(Extracted data entries)
____
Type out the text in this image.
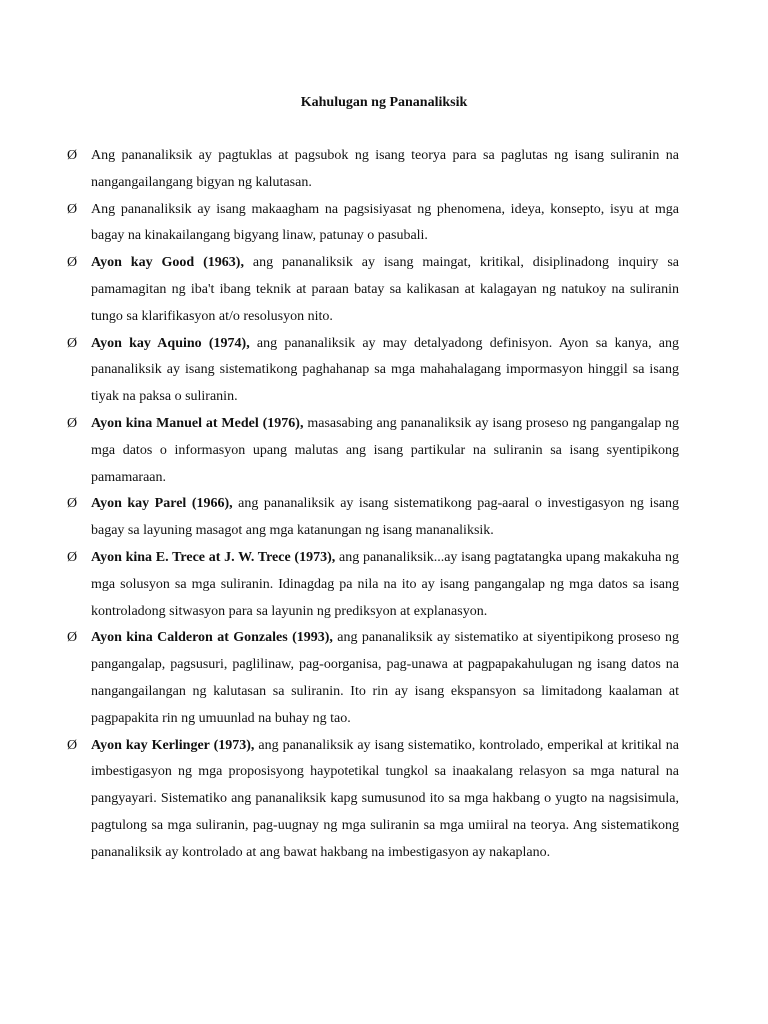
Kahulugan ng Pananaliksik
Ø Ang pananaliksik ay pagtuklas at pagsubok ng isang teorya para sa paglutas ng isang suliranin na nangangailangang bigyan ng kalutasan.
Ø Ang pananaliksik ay isang makaagham na pagsisiyasat ng phenomena, ideya, konsepto, isyu at mga bagay na kinakailangang bigyang linaw, patunay o pasubali.
Ø Ayon kay Good (1963), ang pananaliksik ay isang maingat, kritikal, disiplinadong inquiry sa pamamagitan ng iba't ibang teknik at paraan batay sa kalikasan at kalagayan ng natukoy na suliranin tungo sa klarifikasyon at/o resolusyon nito.
Ø Ayon kay Aquino (1974), ang pananaliksik ay may detalyadong definisyon. Ayon sa kanya, ang pananaliksik ay isang sistematikong paghahanap sa mga mahahalagang impormasyon hinggil sa isang tiyak na paksa o suliranin.
Ø Ayon kina Manuel at Medel (1976), masasabing ang pananaliksik ay isang proseso ng pangangalap ng mga datos o informasyon upang malutas ang isang partikular na suliranin sa isang syentipikong pamamaraan.
Ø Ayon kay Parel (1966), ang pananaliksik ay isang sistematikong pag-aaral o investigasyon ng isang bagay sa layuning masagot ang mga katanungan ng isang mananaliksik.
Ø Ayon kina E. Trece at J. W. Trece (1973), ang pananaliksik...ay isang pagtatangka upang makakuha ng mga solusyon sa mga suliranin. Idinagdag pa nila na ito ay isang pangangalap ng mga datos sa isang kontroladong sitwasyon para sa layunin ng prediksyon at explanasyon.
Ø Ayon kina Calderon at Gonzales (1993), ang pananaliksik ay sistematiko at siyentipikong proseso ng pangangalap, pagsusuri, paglilinaw, pag-oorganisa, pag-unawa at pagpapakahulugan ng isang datos na nangangailangan ng kalutasan sa suliranin. Ito rin ay isang ekspansyon sa limitadong kaalaman at pagpapakita rin ng umuunlad na buhay ng tao.
Ø Ayon kay Kerlinger (1973), ang pananaliksik ay isang sistematiko, kontrolado, emperikal at kritikal na imbestigasyon ng mga proposisyong haypotetikal tungkol sa inaakalang relasyon sa mga natural na pangyayari. Sistematiko ang pananaliksik kapg sumusunod ito sa mga hakbang o yugto na nagsisimula, pagtulong sa mga suliranin, pag-uugnay ng mga suliranin sa mga umiiral na teorya. Ang sistematikong pananaliksik ay kontrolado at ang bawat hakbang na imbestigasyon ay nakaplano.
____
◆ Aim of the exercise
All the material shown above is to be copied exactly, with no pictures carried over.

◆ Reply
Type out the text in this image.
Kahulugan ng Pananaliksik
Ø Ang pananaliksik ay pagtuklas at pagsubok ng isang teorya para sa paglutas ng isang suliranin na nangangailangang bigyan ng kalutasan.
Ø Ang pananaliksik ay isang makaagham na pagsisiyasat ng phenomena, ideya, konsepto, isyu at mga bagay na kinakailangang bigyang linaw, patunay o pasubali.
Ø Ayon kay Good (1963), ang pananaliksik ay isang maingat, kritikal, disiplinadong inquiry sa pamamagitan ng iba't ibang teknik at paraan batay sa kalikasan at kalagayan ng natukoy na suliranin tungo sa klarifikasyon at/o resolusyon nito.
Ø Ayon kay Aquino (1974), ang pananaliksik ay may detalyadong definisyon. Ayon sa kanya, ang pananaliksik ay isang sistematikong paghahanap sa mga mahahalagang impormasyon hinggil sa isang tiyak na paksa o suliranin.
Ø Ayon kina Manuel at Medel (1976), masasabing ang pananaliksik ay isang proseso ng pangangalap ng mga datos o informasyon upang malutas ang isang partikular na suliranin sa isang syentipikong pamamaraan.
Ø Ayon kay Parel (1966), ang pananaliksik ay isang sistematikong pag-aaral o investigasyon ng isang bagay sa layuning masagot ang mga katanungan ng isang mananaliksik.
Ø Ayon kina E. Trece at J. W. Trece (1973), ang pananaliksik...ay isang pagtatangka upang makakuha ng mga solusyon sa mga suliranin. Idinagdag pa nila na ito ay isang pangangalap ng mga datos sa isang kontroladong sitwasyon para sa layunin ng prediksyon at explanasyon.
Ø Ayon kina Calderon at Gonzales (1993), ang pananaliksik ay sistematiko at siyentipikong proseso ng pangangalap, pagsusuri, paglilinaw, pag-oorganisa, pag-unawa at pagpapakahulugan ng isang datos na nangangailangan ng kalutasan sa suliranin. Ito rin ay isang ekspansyon sa limitadong kaalaman at pagpapakita rin ng umuunlad na buhay ng tao.
Ø Ayon kay Kerlinger (1973), ang pananaliksik ay isang sistematiko, kontrolado, emperikal at kritikal na imbestigasyon ng mga proposisyong haypotetikal tungkol sa inaakalang relasyon sa mga natural na pangyayari. Sistematiko ang pananaliksik kapg sumusunod ito sa mga hakbang o yugto na nagsisimula, pagtulong sa mga suliranin, pag-uugnay ng mga suliranin sa mga umiiral na teorya. Ang sistematikong pananaliksik ay kontrolado at ang bawat hakbang na imbestigasyon ay nakaplano.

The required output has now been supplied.